▸ Stated goal
Consider the data that follows and state how many lines contain the string "type", using the number alone.

▸ Data section

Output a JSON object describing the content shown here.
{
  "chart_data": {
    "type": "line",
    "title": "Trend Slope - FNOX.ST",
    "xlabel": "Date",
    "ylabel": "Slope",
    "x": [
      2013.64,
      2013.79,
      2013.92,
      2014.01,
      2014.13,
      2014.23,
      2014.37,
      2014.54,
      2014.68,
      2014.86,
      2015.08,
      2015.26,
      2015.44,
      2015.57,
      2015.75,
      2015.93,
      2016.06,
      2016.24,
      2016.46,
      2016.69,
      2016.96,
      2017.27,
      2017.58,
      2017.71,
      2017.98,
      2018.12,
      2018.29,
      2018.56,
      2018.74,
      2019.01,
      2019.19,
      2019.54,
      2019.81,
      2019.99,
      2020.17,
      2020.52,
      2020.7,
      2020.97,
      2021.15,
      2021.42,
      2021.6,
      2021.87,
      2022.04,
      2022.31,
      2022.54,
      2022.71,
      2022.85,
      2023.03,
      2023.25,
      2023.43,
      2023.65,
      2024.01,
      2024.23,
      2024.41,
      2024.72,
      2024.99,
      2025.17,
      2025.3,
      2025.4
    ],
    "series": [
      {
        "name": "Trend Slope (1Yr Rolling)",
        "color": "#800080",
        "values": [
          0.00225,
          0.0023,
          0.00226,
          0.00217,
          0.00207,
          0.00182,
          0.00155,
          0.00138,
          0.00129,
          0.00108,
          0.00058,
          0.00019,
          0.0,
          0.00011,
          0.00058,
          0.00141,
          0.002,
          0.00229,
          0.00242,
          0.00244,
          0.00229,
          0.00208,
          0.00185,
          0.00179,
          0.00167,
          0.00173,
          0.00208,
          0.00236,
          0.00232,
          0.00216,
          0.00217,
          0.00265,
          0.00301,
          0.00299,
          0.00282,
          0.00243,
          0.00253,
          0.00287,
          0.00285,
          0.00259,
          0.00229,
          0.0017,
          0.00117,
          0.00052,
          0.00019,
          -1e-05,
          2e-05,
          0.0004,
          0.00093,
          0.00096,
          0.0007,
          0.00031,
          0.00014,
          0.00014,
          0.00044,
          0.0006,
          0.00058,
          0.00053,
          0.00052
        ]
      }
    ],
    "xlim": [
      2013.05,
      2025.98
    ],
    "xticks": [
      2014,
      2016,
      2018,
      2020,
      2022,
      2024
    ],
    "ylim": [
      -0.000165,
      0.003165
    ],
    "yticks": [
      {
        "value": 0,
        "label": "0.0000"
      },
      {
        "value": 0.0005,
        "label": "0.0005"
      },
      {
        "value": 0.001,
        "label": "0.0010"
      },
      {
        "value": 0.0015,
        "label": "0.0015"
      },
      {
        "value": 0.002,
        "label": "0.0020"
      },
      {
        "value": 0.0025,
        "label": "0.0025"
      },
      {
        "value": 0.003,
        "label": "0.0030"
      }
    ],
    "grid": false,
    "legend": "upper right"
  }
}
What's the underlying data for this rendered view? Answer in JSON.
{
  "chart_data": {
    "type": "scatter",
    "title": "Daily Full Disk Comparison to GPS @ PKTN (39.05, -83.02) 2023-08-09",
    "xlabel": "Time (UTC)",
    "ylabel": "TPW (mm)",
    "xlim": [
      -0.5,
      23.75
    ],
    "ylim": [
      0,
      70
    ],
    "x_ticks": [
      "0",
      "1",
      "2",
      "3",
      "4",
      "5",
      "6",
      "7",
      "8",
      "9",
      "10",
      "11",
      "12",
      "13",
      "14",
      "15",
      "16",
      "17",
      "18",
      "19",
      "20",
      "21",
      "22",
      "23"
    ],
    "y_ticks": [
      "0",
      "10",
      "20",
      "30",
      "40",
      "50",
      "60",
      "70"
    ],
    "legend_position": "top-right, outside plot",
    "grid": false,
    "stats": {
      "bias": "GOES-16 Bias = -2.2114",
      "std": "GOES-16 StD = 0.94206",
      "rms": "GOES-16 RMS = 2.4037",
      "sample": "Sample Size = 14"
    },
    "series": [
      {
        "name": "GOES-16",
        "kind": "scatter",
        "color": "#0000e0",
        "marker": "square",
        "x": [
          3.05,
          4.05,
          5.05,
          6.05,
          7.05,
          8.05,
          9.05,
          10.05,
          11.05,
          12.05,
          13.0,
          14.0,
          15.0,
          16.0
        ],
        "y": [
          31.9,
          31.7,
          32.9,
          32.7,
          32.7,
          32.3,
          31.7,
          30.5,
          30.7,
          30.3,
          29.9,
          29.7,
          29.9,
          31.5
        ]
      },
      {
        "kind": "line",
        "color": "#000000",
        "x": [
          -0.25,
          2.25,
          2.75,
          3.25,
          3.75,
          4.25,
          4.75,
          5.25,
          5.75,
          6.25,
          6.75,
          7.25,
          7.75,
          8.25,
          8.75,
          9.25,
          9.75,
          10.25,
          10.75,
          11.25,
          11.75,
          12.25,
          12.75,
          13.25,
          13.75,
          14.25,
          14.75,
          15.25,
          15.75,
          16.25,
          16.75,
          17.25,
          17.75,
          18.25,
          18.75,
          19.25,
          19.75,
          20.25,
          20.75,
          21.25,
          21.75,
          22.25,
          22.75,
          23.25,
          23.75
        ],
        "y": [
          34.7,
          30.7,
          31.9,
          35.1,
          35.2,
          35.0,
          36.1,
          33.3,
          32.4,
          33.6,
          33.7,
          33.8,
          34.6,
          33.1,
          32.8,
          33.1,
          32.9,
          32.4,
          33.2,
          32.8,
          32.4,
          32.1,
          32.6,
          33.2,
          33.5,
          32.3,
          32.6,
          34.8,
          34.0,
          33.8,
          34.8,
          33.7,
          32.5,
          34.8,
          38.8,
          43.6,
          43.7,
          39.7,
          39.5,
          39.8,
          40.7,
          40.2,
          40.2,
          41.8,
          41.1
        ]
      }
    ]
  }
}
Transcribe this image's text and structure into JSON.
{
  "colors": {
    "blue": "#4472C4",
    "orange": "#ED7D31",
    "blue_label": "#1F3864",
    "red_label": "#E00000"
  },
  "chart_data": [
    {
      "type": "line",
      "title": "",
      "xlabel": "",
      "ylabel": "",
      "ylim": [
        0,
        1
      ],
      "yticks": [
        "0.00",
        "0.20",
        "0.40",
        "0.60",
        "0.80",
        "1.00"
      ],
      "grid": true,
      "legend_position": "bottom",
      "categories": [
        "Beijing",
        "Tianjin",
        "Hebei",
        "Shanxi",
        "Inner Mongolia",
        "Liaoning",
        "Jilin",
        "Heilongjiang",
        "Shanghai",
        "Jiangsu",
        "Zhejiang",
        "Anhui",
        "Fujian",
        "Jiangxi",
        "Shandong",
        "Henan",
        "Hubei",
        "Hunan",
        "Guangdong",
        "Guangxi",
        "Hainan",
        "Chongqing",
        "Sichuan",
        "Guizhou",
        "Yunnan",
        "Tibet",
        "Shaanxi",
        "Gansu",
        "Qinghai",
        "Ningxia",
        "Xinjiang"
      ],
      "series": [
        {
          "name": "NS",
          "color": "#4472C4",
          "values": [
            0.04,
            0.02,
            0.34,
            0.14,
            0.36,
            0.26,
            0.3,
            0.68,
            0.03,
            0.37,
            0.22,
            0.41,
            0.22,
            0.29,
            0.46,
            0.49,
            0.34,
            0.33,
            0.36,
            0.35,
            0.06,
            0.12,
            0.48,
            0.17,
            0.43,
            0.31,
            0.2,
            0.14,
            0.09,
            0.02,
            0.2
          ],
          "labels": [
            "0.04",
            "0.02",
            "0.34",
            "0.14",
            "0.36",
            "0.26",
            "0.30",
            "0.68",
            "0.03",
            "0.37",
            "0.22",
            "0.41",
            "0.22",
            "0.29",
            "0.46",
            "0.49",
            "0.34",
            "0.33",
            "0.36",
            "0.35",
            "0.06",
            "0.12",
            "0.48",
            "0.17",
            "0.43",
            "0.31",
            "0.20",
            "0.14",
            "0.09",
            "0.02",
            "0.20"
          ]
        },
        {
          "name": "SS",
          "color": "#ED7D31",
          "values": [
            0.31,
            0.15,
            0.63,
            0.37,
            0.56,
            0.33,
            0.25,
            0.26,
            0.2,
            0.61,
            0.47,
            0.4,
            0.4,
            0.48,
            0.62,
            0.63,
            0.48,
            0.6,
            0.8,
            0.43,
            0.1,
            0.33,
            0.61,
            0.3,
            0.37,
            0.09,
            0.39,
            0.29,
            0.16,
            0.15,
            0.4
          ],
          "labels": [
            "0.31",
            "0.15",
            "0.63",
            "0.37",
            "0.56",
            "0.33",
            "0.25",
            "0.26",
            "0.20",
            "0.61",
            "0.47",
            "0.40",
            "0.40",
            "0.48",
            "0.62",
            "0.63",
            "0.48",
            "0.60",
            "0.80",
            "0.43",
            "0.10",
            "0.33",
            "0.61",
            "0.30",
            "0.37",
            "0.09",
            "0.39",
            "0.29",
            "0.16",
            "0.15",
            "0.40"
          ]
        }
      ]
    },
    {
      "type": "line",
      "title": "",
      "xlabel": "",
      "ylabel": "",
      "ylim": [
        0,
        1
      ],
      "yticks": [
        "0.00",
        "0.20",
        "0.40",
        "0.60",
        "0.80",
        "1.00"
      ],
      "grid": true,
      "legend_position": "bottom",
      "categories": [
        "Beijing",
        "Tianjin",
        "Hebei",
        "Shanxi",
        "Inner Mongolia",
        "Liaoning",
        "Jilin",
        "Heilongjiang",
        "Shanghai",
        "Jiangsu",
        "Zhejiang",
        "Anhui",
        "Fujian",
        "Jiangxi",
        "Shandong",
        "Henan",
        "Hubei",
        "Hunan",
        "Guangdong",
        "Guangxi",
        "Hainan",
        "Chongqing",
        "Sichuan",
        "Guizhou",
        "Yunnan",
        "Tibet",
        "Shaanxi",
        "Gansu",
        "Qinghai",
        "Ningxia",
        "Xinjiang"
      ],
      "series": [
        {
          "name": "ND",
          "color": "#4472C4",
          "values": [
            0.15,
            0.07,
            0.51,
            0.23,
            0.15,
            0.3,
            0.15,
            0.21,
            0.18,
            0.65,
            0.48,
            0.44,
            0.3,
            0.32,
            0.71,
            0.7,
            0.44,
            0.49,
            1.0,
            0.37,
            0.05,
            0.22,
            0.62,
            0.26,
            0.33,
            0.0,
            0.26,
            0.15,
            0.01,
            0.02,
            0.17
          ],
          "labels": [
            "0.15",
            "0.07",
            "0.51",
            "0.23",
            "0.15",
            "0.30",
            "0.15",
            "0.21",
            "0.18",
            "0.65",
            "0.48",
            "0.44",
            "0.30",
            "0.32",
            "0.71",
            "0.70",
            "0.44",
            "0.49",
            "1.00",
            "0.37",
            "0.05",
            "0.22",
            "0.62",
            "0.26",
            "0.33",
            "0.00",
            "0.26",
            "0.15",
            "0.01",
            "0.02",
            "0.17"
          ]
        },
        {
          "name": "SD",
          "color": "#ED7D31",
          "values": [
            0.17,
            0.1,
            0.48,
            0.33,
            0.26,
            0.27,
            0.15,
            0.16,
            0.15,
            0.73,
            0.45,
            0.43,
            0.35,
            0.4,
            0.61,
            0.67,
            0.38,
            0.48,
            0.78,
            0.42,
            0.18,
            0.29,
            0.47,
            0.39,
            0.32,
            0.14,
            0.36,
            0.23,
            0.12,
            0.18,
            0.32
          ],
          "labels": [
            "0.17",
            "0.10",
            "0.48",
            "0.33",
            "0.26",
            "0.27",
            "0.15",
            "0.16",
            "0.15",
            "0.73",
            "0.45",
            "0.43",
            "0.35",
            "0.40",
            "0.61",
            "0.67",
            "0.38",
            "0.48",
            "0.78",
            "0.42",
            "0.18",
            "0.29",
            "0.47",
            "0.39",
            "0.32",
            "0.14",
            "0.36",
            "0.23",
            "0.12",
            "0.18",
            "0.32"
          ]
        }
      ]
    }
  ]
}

▸ Correct result
4